— Data records —
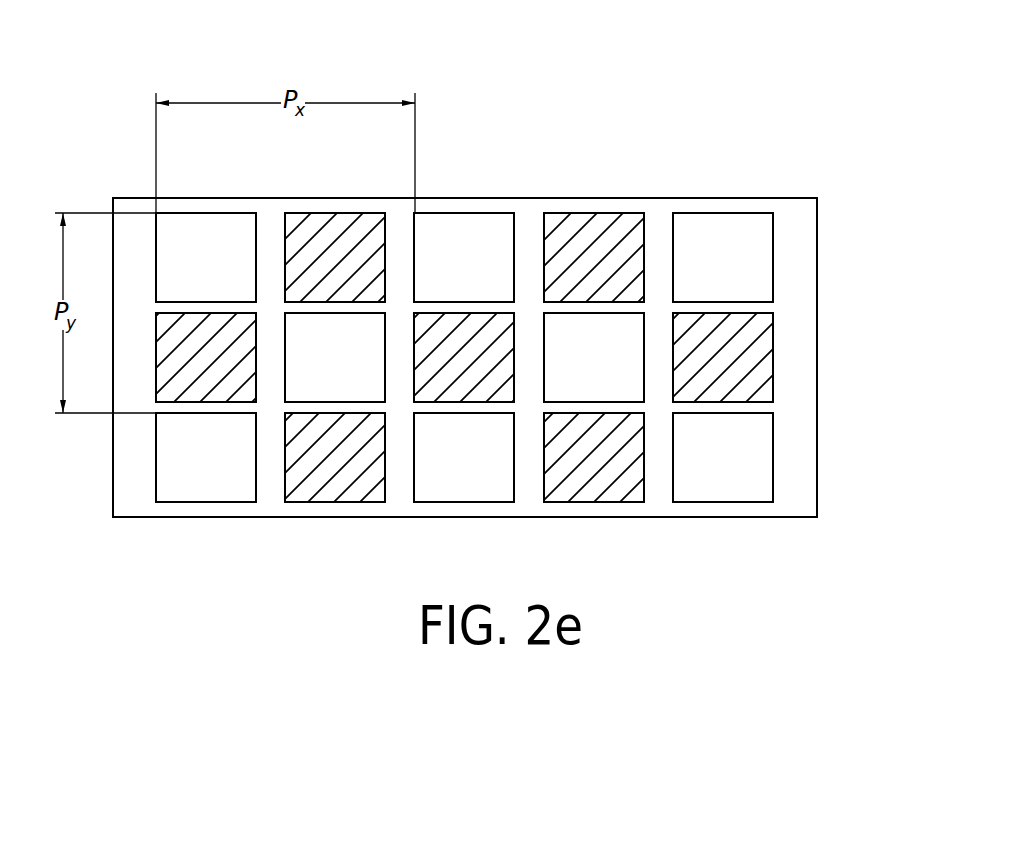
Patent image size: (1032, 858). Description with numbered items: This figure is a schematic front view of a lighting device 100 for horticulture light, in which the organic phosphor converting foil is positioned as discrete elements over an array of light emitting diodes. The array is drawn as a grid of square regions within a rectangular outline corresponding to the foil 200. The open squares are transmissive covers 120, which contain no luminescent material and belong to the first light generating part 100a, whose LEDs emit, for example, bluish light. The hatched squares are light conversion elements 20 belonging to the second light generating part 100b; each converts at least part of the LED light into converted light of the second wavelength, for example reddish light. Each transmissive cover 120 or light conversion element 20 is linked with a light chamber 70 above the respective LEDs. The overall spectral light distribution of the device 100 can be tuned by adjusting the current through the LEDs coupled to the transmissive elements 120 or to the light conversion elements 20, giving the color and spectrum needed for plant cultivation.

The lighting device 100 is at (516, 295).
The first light generating part 100a is at (185, 265).
The second light generating part 100b is at (313, 227).
The light conversion element 20 is at (367, 222).
The light chamber 70 is at (565, 233).
The transmissive cover 120 is at (742, 227).
The foil 200 is at (795, 258).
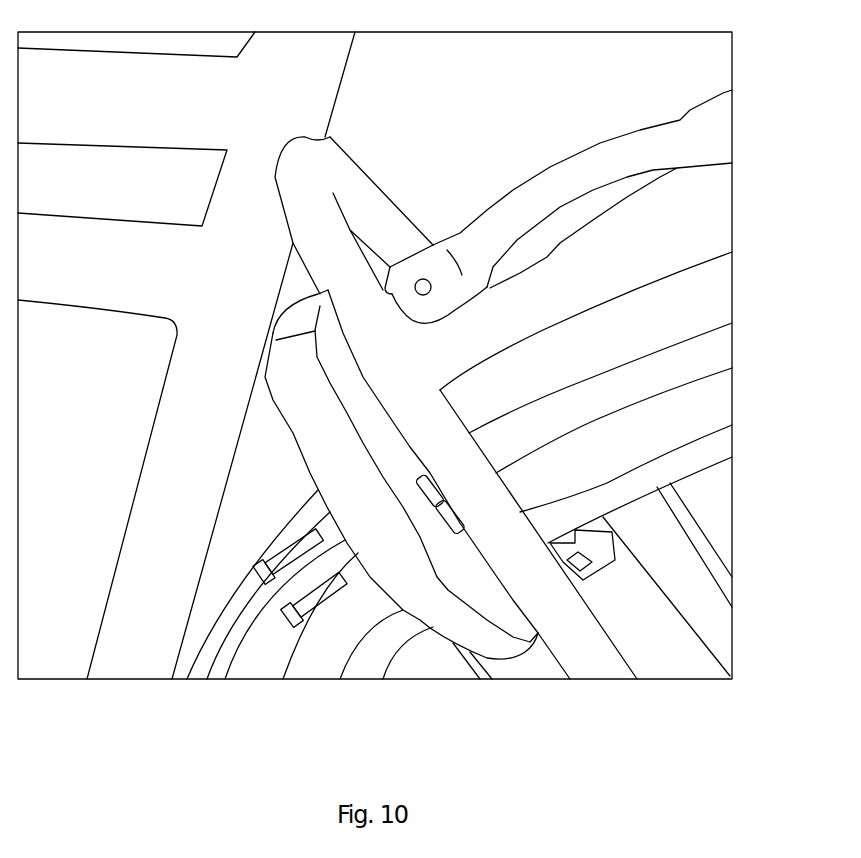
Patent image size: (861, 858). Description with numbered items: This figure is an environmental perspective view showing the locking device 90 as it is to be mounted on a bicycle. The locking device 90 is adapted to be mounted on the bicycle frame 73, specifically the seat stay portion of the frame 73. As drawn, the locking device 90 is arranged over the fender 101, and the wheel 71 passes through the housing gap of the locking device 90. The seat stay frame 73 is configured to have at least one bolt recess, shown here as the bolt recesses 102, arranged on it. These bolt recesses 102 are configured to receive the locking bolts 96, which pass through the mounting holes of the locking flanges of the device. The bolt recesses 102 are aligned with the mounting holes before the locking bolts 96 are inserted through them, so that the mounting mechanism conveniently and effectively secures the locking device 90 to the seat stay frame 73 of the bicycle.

The bicycle frame 73 is at (360, 320).
The locking device 90 is at (299, 465).
The wheel 71 is at (613, 443).
The fender 101 is at (550, 347).
The bolt recesses 102 is at (432, 485).
The locking bolts 96 is at (262, 565).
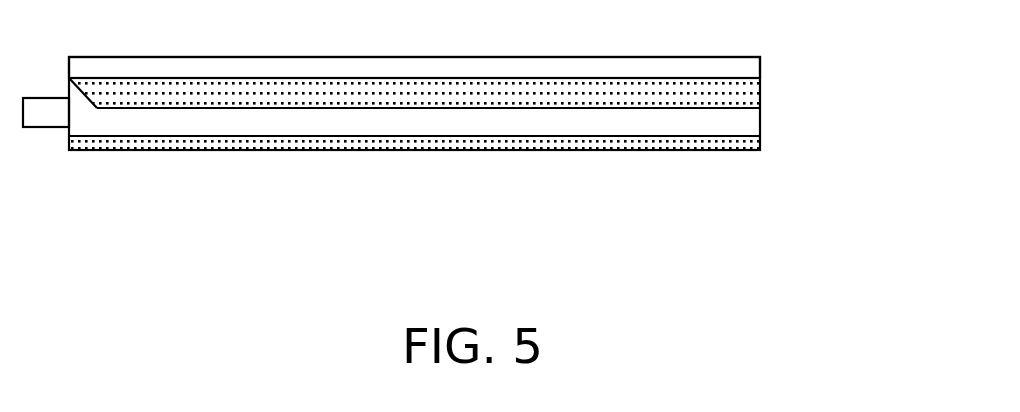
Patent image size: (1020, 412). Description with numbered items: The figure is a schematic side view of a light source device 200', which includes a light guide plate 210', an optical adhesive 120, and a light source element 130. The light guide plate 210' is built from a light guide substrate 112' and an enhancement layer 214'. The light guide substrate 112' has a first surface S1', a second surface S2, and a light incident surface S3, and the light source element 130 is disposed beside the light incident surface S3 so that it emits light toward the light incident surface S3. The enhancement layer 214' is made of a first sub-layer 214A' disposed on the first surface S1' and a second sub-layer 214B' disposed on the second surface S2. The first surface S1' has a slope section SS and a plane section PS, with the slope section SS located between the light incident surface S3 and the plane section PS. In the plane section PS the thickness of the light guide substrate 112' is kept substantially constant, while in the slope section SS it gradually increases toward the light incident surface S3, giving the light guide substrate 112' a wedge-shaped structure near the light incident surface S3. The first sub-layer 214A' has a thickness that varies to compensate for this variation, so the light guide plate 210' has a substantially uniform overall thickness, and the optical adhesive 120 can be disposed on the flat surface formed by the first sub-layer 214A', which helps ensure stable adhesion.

The optical adhesive 120 is at (713, 66).
The light source element 130 is at (47, 107).
The light guide substrate 112' is at (441, 111).
The first sub-layer 214A' is at (471, 76).
The second sub-layer 214B' is at (472, 138).
The enhancement layer 214' is at (472, 98).
The light guide plate 210' is at (502, 83).
The light source device 200' is at (475, 136).
The first surface S1' is at (134, 170).
The slope section SS is at (90, 100).
The plane section PS is at (150, 109).
The second surface S2 is at (357, 134).
The light incident surface S3 is at (66, 111).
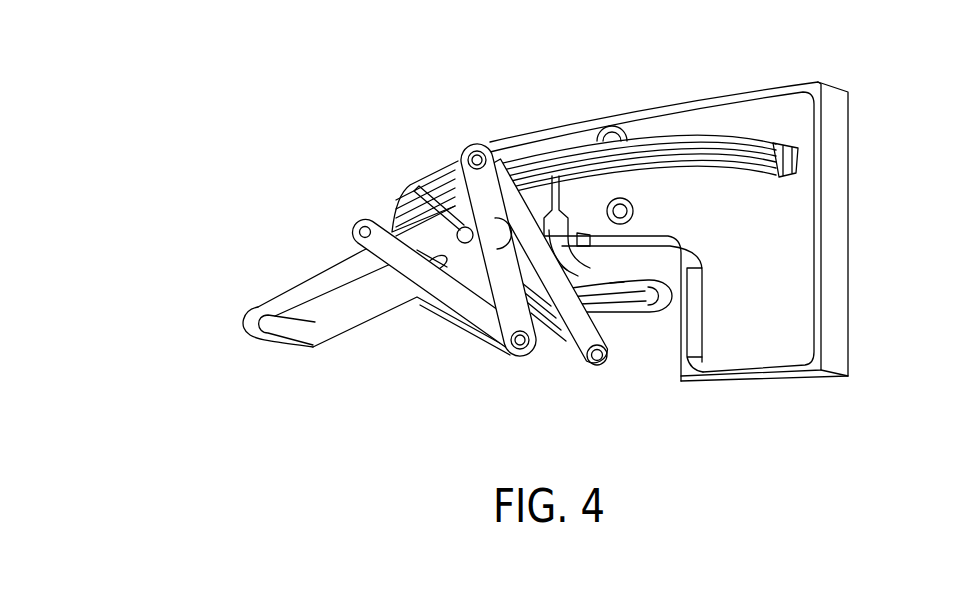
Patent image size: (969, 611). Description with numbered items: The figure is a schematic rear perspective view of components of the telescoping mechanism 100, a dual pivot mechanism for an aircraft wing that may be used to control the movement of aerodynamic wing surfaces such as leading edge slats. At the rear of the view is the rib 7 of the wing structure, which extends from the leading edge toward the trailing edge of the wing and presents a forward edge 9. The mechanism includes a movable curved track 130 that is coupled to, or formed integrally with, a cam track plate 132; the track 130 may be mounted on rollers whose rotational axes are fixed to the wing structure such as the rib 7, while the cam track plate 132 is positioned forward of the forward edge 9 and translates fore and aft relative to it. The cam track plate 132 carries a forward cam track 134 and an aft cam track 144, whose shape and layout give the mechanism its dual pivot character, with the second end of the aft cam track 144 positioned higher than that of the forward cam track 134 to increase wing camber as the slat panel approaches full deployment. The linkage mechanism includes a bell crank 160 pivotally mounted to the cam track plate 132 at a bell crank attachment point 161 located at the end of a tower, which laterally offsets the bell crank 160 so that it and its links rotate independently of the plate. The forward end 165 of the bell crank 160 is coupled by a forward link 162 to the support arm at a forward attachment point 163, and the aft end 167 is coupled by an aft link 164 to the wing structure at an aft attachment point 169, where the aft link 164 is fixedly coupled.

The rib 7 is at (715, 120).
The forward edge 9 is at (690, 312).
The telescoping mechanism 100 is at (142, 237).
The movable curved track 130 is at (562, 152).
The cam track plate 132 is at (367, 292).
The forward cam track 134 is at (258, 314).
The aft cam track 144 is at (638, 310).
The bell crank 160 is at (462, 197).
The bell crank attachment point 161 is at (411, 197).
The forward link 162 is at (443, 290).
The forward attachment point 163 is at (363, 225).
The aft link 164 is at (617, 277).
The forward end 165 is at (518, 352).
The aft end 167 is at (476, 150).
The aft attachment point 169 is at (603, 365).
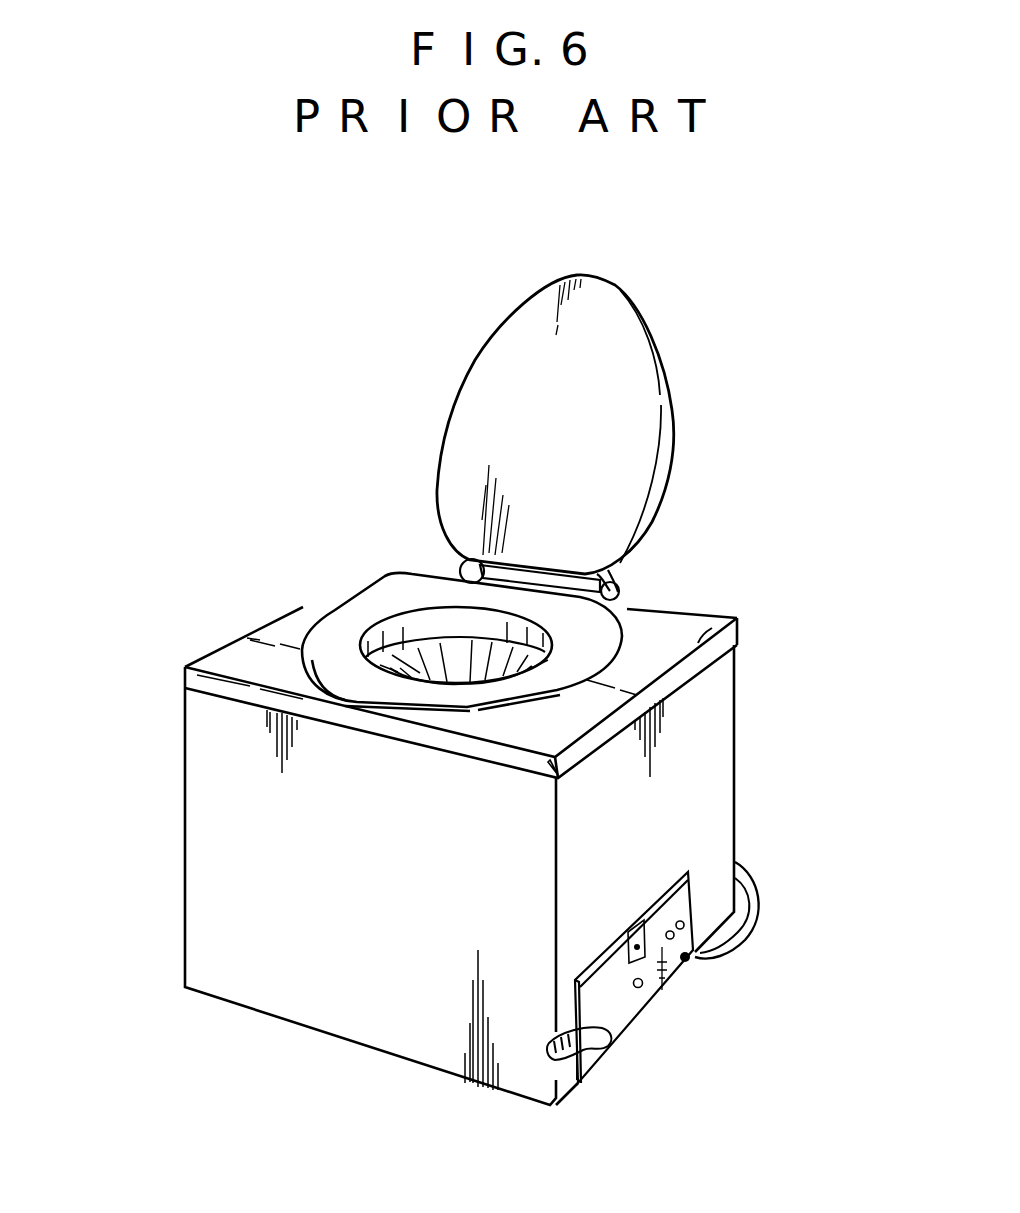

— Task instructions —
Pull out every line of the rows above that contains the string "cover". Case counts.

— Completed exercise —
Patent image size: (1032, 858). Description with numbered items: This figure is a schematic front view of a lighting device 100 for horticulture light, in which the organic phosphor converting foil is positioned as discrete elements over an array of light emitting diodes. The array is drawn as a grid of square regions within a rectangular outline corresponding to the foil 200. The open squares are transmissive covers 120, which contain no luminescent material and belong to the first light generating part 100a, whose LEDs emit, for example, bluish light. The hatched squares are light conversion elements 20 belonging to the second light generating part 100b; each converts at least part of the LED light into converted light of the second wavelength, for example reddish light. Each transmissive cover 120 or light conversion element 20 is linked with a light chamber 70 above the respective LEDs. The overall spectral light distribution of the device 100 can be tuned by adjusting the current through the LEDs coupled to the transmissive elements 120 or to the light conversion elements 20, giving the color and spectrum needed for plant cultivation.
The transmissive cover 120 is at (742, 227).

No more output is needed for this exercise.